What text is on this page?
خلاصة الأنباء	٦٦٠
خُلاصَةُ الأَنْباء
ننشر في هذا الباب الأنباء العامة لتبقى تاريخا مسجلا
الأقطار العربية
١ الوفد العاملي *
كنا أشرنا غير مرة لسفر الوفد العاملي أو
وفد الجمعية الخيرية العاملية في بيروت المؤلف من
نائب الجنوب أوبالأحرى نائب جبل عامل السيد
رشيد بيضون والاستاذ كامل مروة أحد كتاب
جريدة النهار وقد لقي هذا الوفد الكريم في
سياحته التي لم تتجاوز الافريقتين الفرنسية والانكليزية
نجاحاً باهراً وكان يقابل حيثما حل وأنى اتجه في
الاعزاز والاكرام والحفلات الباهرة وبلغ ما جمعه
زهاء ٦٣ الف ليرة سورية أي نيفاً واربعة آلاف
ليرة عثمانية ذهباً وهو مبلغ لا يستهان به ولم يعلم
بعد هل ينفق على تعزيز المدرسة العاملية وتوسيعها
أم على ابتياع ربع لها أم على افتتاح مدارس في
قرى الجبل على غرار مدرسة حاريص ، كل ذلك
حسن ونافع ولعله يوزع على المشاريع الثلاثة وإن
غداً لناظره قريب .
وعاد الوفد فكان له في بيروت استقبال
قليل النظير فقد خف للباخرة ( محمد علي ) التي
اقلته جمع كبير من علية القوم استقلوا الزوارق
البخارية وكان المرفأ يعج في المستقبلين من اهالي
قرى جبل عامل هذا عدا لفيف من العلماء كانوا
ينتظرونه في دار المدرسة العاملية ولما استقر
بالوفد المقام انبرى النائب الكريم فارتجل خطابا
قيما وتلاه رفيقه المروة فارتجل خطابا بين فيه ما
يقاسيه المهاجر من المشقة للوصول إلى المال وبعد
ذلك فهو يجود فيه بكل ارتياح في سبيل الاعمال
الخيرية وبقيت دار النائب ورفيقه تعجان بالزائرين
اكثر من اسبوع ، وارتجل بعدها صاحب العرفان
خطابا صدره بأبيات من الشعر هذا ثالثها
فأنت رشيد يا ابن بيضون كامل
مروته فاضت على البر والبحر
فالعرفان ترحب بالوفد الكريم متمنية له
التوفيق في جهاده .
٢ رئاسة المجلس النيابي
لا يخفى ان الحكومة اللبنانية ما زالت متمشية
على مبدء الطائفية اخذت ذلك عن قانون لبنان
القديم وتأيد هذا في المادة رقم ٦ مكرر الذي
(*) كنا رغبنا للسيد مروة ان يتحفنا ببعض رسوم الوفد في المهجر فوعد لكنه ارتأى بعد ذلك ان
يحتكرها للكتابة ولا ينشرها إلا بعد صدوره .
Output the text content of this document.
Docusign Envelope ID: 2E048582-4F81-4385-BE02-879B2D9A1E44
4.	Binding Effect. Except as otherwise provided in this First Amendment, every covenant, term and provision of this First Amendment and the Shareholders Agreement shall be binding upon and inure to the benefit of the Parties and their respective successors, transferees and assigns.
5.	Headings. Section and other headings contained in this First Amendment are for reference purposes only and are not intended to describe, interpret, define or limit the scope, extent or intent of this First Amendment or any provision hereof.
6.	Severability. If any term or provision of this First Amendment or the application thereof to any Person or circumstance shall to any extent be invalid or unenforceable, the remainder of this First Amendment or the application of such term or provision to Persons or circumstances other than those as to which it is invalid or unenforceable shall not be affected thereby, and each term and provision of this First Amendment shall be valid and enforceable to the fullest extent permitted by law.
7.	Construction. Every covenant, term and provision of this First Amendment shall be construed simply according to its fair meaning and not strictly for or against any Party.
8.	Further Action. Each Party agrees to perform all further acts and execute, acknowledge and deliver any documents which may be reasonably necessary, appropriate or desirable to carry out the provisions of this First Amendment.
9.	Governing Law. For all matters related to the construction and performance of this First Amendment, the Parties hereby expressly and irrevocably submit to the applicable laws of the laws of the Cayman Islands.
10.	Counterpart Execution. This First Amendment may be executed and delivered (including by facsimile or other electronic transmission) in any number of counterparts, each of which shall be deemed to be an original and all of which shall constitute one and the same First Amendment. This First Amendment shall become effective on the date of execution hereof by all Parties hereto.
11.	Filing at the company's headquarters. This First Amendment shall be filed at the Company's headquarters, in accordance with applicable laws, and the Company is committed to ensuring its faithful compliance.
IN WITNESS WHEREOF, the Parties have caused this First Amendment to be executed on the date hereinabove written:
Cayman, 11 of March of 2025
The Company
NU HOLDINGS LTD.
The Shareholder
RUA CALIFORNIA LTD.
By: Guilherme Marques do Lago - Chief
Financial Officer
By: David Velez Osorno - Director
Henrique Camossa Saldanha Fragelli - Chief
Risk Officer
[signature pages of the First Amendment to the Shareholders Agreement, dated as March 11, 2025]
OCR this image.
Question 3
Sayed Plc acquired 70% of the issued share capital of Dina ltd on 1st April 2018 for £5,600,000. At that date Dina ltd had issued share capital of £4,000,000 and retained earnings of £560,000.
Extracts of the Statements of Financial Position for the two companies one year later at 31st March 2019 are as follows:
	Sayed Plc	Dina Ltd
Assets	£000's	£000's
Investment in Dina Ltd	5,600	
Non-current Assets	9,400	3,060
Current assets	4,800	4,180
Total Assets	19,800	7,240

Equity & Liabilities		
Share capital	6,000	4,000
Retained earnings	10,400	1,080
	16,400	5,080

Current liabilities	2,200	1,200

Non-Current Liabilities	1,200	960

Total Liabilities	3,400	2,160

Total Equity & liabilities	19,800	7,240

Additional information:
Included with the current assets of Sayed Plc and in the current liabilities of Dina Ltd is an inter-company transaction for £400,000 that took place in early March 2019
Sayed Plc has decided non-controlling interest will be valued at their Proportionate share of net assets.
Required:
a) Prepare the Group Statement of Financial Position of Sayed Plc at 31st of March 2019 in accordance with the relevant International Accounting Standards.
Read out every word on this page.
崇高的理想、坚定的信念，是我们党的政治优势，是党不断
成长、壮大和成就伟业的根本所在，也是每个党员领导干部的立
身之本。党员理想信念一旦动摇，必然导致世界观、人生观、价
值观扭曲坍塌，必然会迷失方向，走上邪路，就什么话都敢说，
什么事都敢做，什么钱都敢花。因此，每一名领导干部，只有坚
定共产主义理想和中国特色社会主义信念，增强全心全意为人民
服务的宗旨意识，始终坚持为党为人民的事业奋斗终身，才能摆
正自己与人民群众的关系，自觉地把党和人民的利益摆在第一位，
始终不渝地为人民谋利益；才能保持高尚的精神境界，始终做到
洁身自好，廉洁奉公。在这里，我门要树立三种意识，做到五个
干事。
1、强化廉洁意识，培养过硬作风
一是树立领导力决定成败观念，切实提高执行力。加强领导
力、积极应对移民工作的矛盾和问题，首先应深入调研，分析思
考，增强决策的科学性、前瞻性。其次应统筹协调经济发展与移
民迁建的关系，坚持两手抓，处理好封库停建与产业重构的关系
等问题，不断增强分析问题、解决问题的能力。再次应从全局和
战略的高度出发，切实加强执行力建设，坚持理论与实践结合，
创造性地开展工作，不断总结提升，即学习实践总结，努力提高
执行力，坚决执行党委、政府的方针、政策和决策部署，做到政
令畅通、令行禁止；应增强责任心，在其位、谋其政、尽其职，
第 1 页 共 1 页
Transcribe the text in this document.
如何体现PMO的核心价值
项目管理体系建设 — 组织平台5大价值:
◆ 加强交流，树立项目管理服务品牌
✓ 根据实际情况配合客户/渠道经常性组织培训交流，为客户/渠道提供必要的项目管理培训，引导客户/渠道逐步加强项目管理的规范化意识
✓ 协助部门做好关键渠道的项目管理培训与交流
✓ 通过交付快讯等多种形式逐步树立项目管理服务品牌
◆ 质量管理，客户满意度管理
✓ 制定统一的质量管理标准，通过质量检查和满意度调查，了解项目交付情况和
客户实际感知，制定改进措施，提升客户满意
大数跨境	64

• • • • • • •

> **Required task**
Make an exact copy of every line from the one with "Read out every word on this page." to the end of the data, with the first and last of those lines included.

> **Completed exercise**
Read out every word on this page.
崇高的理想、坚定的信念，是我们党的政治优势，是党不断
成长、壮大和成就伟业的根本所在，也是每个党员领导干部的立
身之本。党员理想信念一旦动摇，必然导致世界观、人生观、价
值观扭曲坍塌，必然会迷失方向，走上邪路，就什么话都敢说，
什么事都敢做，什么钱都敢花。因此，每一名领导干部，只有坚
定共产主义理想和中国特色社会主义信念，增强全心全意为人民
服务的宗旨意识，始终坚持为党为人民的事业奋斗终身，才能摆
正自己与人民群众的关系，自觉地把党和人民的利益摆在第一位，
始终不渝地为人民谋利益；才能保持高尚的精神境界，始终做到
洁身自好，廉洁奉公。在这里，我门要树立三种意识，做到五个
干事。
1、强化廉洁意识，培养过硬作风
一是树立领导力决定成败观念，切实提高执行力。加强领导
力、积极应对移民工作的矛盾和问题，首先应深入调研，分析思
考，增强决策的科学性、前瞻性。其次应统筹协调经济发展与移
民迁建的关系，坚持两手抓，处理好封库停建与产业重构的关系
等问题，不断增强分析问题、解决问题的能力。再次应从全局和
战略的高度出发，切实加强执行力建设，坚持理论与实践结合，
创造性地开展工作，不断总结提升，即学习实践总结，努力提高
执行力，坚决执行党委、政府的方针、政策和决策部署，做到政
令畅通、令行禁止；应增强责任心，在其位、谋其政、尽其职，
第 1 页 共 1 页
Transcribe the text in this document.
如何体现PMO的核心价值
项目管理体系建设 — 组织平台5大价值:
◆ 加强交流，树立项目管理服务品牌
✓ 根据实际情况配合客户/渠道经常性组织培训交流，为客户/渠道提供必要的项目管理培训，引导客户/渠道逐步加强项目管理的规范化意识
✓ 协助部门做好关键渠道的项目管理培训与交流
✓ 通过交付快讯等多种形式逐步树立项目管理服务品牌
◆ 质量管理，客户满意度管理
✓ 制定统一的质量管理标准，通过质量检查和满意度调查，了解项目交付情况和
客户实际感知，制定改进措施，提升客户满意
大数跨境	64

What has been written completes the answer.